**What you will do**
Identify the lines in the data below that contain "this" and give only how many there are.

═══ Data to use

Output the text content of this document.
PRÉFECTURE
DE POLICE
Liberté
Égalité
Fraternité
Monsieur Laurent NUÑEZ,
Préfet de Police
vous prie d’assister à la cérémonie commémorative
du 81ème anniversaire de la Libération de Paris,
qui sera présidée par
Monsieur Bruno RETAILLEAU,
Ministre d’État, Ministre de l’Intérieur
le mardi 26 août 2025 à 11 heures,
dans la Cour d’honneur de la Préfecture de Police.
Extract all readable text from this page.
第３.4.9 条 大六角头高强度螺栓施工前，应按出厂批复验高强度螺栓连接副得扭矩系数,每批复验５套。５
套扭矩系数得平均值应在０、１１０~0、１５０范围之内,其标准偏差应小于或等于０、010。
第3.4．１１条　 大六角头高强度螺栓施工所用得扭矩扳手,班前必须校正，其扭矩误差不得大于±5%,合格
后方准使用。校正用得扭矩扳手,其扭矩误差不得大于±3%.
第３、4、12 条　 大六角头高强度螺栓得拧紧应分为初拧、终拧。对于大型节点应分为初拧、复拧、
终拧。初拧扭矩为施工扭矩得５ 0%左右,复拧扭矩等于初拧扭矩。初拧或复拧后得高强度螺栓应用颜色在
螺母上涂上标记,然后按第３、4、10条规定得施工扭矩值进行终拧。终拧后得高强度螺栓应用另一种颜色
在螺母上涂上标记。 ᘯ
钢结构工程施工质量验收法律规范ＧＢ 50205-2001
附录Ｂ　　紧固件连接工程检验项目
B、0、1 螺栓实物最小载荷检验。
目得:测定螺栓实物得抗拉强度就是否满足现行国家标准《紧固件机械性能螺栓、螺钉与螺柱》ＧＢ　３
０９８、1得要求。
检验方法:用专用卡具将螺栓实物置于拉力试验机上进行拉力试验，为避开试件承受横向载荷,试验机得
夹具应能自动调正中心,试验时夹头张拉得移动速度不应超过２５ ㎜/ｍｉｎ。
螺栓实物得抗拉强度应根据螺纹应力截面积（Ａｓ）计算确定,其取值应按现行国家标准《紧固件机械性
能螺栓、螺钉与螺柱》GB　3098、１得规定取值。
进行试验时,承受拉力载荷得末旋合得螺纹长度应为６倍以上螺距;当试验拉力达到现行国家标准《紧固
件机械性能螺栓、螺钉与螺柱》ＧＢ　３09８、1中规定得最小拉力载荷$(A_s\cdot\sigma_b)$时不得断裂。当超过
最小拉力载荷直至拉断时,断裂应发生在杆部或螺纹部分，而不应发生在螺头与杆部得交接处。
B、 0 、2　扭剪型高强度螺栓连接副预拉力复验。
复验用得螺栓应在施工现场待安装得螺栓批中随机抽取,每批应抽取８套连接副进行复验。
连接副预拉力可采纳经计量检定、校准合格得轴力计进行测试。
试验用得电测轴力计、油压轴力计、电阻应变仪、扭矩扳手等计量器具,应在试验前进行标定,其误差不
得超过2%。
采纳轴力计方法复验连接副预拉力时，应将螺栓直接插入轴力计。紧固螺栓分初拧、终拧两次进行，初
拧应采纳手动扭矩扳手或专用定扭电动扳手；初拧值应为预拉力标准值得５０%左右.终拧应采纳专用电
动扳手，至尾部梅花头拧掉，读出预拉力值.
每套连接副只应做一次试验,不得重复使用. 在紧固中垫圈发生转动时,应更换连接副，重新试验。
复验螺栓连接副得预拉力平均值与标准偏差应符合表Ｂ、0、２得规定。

══════

**Result of the task**
2